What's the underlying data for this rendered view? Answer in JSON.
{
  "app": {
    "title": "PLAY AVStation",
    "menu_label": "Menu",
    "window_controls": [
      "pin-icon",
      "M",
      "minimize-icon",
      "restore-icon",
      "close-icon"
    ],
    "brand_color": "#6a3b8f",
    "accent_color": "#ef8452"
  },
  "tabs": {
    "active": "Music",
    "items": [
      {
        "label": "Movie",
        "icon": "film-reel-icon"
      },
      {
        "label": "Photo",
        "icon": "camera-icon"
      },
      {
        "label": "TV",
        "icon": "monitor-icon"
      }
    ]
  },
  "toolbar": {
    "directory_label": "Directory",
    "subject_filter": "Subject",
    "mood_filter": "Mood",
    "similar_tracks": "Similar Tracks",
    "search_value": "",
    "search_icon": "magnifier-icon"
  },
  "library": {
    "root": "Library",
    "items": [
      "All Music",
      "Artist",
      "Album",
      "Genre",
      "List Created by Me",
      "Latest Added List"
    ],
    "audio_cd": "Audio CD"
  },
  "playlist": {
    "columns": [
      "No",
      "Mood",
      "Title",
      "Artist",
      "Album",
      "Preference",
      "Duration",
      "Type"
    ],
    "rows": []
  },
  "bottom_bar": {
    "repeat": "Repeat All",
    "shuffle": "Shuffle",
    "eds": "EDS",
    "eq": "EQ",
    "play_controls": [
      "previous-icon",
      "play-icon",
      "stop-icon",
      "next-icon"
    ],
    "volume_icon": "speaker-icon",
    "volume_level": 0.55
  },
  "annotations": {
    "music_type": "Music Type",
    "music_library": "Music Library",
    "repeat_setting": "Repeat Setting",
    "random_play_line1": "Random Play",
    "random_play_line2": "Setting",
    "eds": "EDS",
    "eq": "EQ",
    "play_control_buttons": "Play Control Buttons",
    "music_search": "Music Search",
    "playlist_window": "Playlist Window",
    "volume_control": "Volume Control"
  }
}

□ □ □ □ □

Task
Copy out the full listing exactly.

Complete output
What's the underlying data for this rendered view? Answer in JSON.
{
  "app": {
    "title": "PLAY AVStation",
    "menu_label": "Menu",
    "window_controls": [
      "pin-icon",
      "M",
      "minimize-icon",
      "restore-icon",
      "close-icon"
    ],
    "brand_color": "#6a3b8f",
    "accent_color": "#ef8452"
  },
  "tabs": {
    "active": "Music",
    "items": [
      {
        "label": "Movie",
        "icon": "film-reel-icon"
      },
      {
        "label": "Photo",
        "icon": "camera-icon"
      },
      {
        "label": "TV",
        "icon": "monitor-icon"
      }
    ]
  },
  "toolbar": {
    "directory_label": "Directory",
    "subject_filter": "Subject",
    "mood_filter": "Mood",
    "similar_tracks": "Similar Tracks",
    "search_value": "",
    "search_icon": "magnifier-icon"
  },
  "library": {
    "root": "Library",
    "items": [
      "All Music",
      "Artist",
      "Album",
      "Genre",
      "List Created by Me",
      "Latest Added List"
    ],
    "audio_cd": "Audio CD"
  },
  "playlist": {
    "columns": [
      "No",
      "Mood",
      "Title",
      "Artist",
      "Album",
      "Preference",
      "Duration",
      "Type"
    ],
    "rows": []
  },
  "bottom_bar": {
    "repeat": "Repeat All",
    "shuffle": "Shuffle",
    "eds": "EDS",
    "eq": "EQ",
    "play_controls": [
      "previous-icon",
      "play-icon",
      "stop-icon",
      "next-icon"
    ],
    "volume_icon": "speaker-icon",
    "volume_level": 0.55
  },
  "annotations": {
    "music_type": "Music Type",
    "music_library": "Music Library",
    "repeat_setting": "Repeat Setting",
    "random_play_line1": "Random Play",
    "random_play_line2": "Setting",
    "eds": "EDS",
    "eq": "EQ",
    "play_control_buttons": "Play Control Buttons",
    "music_search": "Music Search",
    "playlist_window": "Playlist Window",
    "volume_control": "Volume Control"
  }
}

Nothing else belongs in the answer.